_Short task_
Extract every line that contains the string "Diabetes".

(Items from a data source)
####################

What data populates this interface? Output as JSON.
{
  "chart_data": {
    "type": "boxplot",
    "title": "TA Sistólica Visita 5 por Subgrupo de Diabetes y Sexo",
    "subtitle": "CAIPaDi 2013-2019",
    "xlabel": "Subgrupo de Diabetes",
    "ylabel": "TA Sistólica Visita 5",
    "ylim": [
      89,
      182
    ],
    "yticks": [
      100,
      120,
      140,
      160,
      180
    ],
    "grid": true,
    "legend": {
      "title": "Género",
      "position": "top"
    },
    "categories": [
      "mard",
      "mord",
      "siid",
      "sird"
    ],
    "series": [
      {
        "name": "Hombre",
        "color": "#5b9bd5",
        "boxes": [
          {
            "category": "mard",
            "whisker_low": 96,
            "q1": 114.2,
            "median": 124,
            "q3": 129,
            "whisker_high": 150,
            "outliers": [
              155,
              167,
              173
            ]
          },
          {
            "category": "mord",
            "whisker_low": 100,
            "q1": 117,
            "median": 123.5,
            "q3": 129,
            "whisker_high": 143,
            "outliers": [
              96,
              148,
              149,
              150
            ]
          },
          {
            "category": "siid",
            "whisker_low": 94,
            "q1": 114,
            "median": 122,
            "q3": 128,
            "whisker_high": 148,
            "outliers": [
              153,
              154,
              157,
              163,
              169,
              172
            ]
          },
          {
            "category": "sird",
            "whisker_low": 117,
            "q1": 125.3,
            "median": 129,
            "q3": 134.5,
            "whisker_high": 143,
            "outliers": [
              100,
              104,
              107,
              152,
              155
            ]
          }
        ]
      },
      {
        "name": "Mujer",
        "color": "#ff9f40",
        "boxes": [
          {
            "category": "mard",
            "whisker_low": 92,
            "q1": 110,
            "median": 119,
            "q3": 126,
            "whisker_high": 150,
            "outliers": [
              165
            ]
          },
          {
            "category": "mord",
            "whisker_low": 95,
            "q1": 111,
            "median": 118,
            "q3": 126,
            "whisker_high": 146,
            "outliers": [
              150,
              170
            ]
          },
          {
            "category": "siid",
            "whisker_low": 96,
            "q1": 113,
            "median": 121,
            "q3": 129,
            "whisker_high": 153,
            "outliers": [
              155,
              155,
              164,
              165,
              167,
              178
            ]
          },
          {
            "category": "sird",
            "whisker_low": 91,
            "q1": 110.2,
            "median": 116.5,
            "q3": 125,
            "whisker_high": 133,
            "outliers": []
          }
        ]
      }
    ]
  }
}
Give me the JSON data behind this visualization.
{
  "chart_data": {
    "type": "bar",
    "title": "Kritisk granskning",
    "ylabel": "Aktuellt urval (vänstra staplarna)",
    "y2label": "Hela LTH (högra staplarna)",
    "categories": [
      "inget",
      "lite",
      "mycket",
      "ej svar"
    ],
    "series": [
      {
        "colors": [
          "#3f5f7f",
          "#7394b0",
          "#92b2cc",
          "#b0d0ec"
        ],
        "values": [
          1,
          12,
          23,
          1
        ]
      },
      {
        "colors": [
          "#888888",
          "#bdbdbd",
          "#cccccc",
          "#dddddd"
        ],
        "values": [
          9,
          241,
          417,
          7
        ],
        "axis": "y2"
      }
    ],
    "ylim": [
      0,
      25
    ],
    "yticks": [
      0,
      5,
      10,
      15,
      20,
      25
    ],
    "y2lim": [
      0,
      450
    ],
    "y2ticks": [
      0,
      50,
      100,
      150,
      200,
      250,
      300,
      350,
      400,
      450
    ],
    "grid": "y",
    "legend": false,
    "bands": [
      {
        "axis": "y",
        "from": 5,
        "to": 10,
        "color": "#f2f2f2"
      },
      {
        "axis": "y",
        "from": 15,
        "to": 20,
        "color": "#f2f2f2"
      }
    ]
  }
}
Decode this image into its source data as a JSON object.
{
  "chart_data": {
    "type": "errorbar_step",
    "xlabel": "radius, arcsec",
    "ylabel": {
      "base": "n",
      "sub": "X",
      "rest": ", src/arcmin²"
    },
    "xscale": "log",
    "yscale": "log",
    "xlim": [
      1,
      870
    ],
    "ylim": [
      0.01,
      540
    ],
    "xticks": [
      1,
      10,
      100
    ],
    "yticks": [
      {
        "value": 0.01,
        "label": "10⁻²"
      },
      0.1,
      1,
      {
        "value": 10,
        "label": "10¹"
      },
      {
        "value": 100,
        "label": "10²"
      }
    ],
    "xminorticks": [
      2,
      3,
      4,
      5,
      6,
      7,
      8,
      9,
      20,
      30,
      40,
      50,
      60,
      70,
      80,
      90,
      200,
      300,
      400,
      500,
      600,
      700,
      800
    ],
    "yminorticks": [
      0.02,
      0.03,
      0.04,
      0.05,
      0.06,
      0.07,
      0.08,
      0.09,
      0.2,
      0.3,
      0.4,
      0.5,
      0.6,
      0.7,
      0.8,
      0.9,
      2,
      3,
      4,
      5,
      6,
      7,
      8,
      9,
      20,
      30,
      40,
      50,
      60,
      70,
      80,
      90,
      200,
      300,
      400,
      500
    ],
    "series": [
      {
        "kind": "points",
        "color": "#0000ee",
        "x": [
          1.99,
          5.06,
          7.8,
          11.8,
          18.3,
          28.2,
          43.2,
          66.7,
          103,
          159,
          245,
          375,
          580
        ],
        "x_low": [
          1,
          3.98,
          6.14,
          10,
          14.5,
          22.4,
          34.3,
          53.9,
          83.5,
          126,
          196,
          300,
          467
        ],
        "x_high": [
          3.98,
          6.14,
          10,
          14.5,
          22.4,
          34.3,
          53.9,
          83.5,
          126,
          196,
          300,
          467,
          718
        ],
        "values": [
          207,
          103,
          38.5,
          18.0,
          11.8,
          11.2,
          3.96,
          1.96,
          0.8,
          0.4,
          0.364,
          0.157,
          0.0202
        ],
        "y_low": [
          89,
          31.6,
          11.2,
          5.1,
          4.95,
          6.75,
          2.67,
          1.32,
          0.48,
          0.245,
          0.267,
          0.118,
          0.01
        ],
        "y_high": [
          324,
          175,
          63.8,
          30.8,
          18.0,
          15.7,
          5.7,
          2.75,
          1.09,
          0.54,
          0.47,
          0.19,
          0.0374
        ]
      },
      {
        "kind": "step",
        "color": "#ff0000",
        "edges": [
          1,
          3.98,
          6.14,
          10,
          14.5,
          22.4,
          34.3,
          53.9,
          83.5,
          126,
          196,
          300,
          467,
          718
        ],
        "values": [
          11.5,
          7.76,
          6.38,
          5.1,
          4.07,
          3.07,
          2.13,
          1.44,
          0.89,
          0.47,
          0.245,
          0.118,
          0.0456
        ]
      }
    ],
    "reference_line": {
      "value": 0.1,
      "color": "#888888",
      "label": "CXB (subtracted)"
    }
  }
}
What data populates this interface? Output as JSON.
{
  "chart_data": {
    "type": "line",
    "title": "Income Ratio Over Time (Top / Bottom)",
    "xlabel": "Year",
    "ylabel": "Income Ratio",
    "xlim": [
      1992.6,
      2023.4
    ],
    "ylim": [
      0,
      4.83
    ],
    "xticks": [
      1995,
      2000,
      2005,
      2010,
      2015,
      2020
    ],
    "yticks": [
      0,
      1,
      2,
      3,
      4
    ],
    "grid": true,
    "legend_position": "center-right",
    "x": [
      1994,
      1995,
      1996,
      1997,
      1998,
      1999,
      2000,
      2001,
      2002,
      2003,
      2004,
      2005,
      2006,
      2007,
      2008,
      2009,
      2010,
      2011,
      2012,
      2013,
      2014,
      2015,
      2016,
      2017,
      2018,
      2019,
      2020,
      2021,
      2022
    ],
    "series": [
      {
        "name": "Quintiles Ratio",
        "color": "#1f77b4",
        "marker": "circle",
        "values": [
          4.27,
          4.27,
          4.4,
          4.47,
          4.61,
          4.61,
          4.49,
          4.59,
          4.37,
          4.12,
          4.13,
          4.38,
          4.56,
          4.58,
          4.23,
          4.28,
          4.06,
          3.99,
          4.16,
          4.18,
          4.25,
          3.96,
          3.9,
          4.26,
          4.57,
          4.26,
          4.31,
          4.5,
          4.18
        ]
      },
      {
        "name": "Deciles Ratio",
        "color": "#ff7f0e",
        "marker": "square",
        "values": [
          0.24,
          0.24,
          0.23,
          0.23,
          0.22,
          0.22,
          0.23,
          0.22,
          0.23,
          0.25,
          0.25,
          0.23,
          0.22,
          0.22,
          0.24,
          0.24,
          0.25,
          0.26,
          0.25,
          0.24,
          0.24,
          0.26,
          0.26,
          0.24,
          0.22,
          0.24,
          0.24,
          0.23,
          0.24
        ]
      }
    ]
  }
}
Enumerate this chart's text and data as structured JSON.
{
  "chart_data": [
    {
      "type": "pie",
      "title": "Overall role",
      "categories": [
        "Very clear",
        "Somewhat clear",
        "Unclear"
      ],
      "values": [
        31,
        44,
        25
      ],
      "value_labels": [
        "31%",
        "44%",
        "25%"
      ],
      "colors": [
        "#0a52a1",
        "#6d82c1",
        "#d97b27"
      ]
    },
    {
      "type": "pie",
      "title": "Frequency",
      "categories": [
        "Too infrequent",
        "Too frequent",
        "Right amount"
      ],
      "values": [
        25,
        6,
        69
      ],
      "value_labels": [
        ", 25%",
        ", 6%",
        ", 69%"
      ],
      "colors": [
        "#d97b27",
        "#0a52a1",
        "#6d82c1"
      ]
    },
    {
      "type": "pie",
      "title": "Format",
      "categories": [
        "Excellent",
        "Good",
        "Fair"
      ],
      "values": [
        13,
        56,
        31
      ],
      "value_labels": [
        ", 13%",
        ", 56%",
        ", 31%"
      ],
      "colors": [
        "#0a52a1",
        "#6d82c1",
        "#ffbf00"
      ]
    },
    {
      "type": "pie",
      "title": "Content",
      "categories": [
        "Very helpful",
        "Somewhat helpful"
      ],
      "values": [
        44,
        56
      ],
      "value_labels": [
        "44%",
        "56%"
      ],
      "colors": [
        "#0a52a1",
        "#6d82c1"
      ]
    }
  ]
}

####################

_Result for this exercise_
    "title": "TA Sistólica Visita 5 por Subgrupo de Diabetes y Sexo",
    "xlabel": "Subgrupo de Diabetes",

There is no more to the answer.